:: Vorliegender Text ::
# # # # # # #

Der Auswahlprozess wirkt sauber.
Mehrere Gespräche.
Mehrere Beteiligte.
Gemeinsame Entscheidung.
Und trotzdem zeigt sich später, dass die Besetzung nicht trägt.
Was dabei in der Personalauswahl übersehen wird
Die Entscheidung fühlt sich richtig an.
Sie ist abgestimmt.
Sie ist nachvollziehbar.
Sie passt in den Moment.
Und genau deshalb wird sie nicht hinterfragt.
Wie sich das im Auswahlprozess konkret zeigt
Mehrere Gespräche führen nicht automatisch zu mehr Klarheit.
Einschätzungen unterscheiden sich, ohne dass ein gemeinsamer Maßstab existiert.
Entscheidungen lassen sich gut begründen, tragen aber im Alltag nicht.
Der Prozess wirkt durchdacht.
Das Ergebnis überzeugt nicht.
Warum sich Fehler im Recruiting verstärken
Je mehr Menschen beteiligt sind, desto mehr unterschiedliche Wahrnehmungen fließen ein.

# # # # # # #

:: Bereitgestellte Daten ::
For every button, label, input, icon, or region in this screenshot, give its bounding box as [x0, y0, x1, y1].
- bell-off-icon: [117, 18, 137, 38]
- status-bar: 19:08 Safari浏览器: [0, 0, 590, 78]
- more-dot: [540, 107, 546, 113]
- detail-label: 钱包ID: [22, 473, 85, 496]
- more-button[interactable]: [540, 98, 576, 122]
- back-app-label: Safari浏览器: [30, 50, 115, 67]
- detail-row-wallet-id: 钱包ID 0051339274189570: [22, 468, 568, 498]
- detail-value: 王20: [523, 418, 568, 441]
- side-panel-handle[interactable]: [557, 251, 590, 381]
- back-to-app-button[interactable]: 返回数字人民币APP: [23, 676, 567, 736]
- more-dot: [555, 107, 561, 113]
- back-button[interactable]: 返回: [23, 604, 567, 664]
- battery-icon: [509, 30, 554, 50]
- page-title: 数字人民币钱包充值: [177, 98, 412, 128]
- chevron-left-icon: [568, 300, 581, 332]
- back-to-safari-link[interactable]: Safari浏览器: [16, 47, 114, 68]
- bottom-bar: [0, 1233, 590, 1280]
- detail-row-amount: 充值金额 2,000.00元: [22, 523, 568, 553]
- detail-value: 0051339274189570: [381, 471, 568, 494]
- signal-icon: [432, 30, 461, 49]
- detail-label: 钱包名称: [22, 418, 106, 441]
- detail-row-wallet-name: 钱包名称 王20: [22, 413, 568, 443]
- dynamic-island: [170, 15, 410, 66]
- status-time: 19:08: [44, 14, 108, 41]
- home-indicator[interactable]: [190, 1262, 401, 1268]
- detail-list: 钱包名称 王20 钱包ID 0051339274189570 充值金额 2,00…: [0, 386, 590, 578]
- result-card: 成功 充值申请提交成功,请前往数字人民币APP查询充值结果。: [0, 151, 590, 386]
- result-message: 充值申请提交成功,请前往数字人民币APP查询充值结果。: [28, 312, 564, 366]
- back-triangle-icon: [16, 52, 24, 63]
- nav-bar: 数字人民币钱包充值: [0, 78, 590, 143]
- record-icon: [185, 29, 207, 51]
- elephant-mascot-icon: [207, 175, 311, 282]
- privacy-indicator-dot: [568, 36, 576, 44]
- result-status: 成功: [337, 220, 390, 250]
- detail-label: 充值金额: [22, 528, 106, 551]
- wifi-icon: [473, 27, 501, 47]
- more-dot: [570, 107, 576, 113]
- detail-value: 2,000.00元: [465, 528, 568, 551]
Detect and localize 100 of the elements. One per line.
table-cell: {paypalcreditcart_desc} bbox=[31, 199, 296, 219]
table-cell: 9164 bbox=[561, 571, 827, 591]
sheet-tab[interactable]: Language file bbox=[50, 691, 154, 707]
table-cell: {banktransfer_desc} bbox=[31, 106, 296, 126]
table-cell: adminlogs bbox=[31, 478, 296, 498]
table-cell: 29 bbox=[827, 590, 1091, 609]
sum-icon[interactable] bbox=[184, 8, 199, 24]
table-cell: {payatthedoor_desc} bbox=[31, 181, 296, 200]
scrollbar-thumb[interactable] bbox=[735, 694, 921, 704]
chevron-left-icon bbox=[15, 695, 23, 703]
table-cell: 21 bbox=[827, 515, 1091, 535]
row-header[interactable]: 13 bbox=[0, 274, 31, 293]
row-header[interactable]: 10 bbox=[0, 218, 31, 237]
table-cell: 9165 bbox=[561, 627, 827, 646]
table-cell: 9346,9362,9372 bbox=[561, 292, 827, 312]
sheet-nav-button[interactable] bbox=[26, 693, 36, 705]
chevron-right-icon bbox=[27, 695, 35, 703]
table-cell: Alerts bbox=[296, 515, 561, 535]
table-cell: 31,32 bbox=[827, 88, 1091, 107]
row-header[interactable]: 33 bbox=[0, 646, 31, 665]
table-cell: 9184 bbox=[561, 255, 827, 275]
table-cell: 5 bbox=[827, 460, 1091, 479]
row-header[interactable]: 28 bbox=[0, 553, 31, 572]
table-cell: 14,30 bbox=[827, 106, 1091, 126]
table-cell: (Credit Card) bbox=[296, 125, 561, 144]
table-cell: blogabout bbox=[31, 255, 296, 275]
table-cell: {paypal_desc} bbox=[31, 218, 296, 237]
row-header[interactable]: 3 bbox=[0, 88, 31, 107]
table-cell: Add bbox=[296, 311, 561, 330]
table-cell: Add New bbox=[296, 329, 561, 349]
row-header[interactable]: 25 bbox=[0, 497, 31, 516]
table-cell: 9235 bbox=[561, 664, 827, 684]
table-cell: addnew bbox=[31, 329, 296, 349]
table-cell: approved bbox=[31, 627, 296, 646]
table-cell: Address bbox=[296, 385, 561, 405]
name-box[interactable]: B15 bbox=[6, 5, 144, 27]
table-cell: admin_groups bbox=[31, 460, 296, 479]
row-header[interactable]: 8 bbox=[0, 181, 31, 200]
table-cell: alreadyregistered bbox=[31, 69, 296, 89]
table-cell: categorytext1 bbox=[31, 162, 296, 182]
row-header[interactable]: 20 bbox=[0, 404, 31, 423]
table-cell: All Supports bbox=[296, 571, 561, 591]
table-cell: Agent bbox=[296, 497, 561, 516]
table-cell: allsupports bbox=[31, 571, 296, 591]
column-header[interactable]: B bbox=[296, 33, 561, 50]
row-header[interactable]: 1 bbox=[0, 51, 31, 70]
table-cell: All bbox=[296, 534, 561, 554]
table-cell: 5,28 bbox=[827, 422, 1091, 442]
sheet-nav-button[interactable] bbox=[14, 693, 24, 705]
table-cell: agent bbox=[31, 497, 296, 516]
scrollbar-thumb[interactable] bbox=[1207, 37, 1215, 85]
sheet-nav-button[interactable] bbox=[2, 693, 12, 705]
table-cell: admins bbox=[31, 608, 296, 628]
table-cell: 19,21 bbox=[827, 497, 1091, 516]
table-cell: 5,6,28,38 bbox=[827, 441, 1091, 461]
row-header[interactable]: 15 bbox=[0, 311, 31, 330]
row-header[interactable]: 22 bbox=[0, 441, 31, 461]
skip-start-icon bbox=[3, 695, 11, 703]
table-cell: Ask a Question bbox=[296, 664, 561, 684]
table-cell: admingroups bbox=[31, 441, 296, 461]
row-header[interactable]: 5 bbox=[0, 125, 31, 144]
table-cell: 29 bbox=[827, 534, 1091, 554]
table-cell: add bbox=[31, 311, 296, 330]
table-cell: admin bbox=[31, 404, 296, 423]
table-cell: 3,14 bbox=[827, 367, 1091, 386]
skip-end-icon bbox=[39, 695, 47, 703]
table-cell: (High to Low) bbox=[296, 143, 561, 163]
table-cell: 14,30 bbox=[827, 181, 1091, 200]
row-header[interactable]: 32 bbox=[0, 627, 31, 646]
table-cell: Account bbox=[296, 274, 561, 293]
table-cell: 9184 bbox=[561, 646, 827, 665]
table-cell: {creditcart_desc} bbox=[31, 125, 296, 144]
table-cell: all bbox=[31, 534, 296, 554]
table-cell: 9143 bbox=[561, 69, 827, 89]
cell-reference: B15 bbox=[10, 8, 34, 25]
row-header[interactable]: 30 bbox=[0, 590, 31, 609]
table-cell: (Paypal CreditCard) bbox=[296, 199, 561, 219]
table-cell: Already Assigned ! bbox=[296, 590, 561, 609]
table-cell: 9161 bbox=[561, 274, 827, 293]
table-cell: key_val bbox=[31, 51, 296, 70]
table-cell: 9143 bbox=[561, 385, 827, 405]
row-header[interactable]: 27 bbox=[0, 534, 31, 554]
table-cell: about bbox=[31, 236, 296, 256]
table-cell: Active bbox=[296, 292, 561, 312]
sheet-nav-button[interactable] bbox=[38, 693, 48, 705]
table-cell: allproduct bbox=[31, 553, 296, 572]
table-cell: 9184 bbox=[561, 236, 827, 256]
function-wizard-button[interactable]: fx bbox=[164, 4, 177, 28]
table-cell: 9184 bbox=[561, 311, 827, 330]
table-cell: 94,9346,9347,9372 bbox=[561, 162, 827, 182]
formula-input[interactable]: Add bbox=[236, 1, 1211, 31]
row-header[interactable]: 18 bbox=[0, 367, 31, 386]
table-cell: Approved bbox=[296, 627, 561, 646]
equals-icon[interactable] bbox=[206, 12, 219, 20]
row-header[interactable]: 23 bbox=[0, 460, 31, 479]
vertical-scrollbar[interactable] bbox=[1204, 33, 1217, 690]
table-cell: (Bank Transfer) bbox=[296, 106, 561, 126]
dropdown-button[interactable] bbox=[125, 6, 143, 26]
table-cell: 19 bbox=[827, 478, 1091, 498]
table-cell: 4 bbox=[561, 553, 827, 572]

# # # # # # #

:: Ihre Aufgaben ::
[A] Beantworten Sie diese Fragen zum Text über die Personalauswahl:
(i) Welche drei Merkmale des Auswahlprozesses werden gleich zu Beginn genannt?
(ii) Was führt laut Text nicht automatisch zu mehr Klarheit?
(iii) Was fließt ein, je mehr Menschen beteiligt sind?
[B] Nehmen Sie den Text über die Personalauswahl nach seinem letzten Satz wieder auf und schreiben Sie ihn weiter.
Die Auflistung hat mit dem Text über die Personalauswahl nichts zu tun.

:: Antworten ::
[A]
(i) Mehrere Gespräche, mehrere Beteiligte und eine gemeinsame Entscheidung.
(ii) Mehrere Gespräche.
(iii) Desto mehr unterschiedliche Wahrnehmungen.

[B]
Je mehr Gespräche geführt werden, desto mehr Eindrücke entstehen.
Ohne klare Grundlage werden diese Eindrücke nicht eingeordnet.
Sie addieren sich. Das Bild wird nicht klarer. Es wird komplexer.
Warum Entscheidungen im Auswahlprozess trotzdem sicher wirken
Am Ende steht ein gemeinsames Ergebnis.
Es wurde diskutiert.
Es wurde abgestimmt.
Es wurde gemeinsam entschieden.
Das erzeugt Sicherheit.
Diese Sicherheit entsteht durch den Prozess.
Nicht durch die Qualität der Grundlage.
Was im Auswahlprozess den Unterschied macht
Ein belastbarer Prozess beginnt vor dem ersten Gespräch.
Mit Klarheit über die Rolle.
Klare Anforderungskriterien.
Daraus abgeleitete Muss Kriterien.
Darauf abgestimmte Fragen.
Definierte Bewertungskriterien.
Erst dann entsteht ein Rahmen, der Entscheidungen trägt.
Worum es im Kern geht
Ein strukturierter Prozess ersetzt keine klare Grundlage.
Wenn die Anforderungen nicht präzise definiert sind, wird jeder Prozess unscharf.
Mehr Gespräche und mehr Beteiligte erhöhen nicht die Qualität der Entscheidung.
Sie verstärken nur das, was vorher nicht klar war.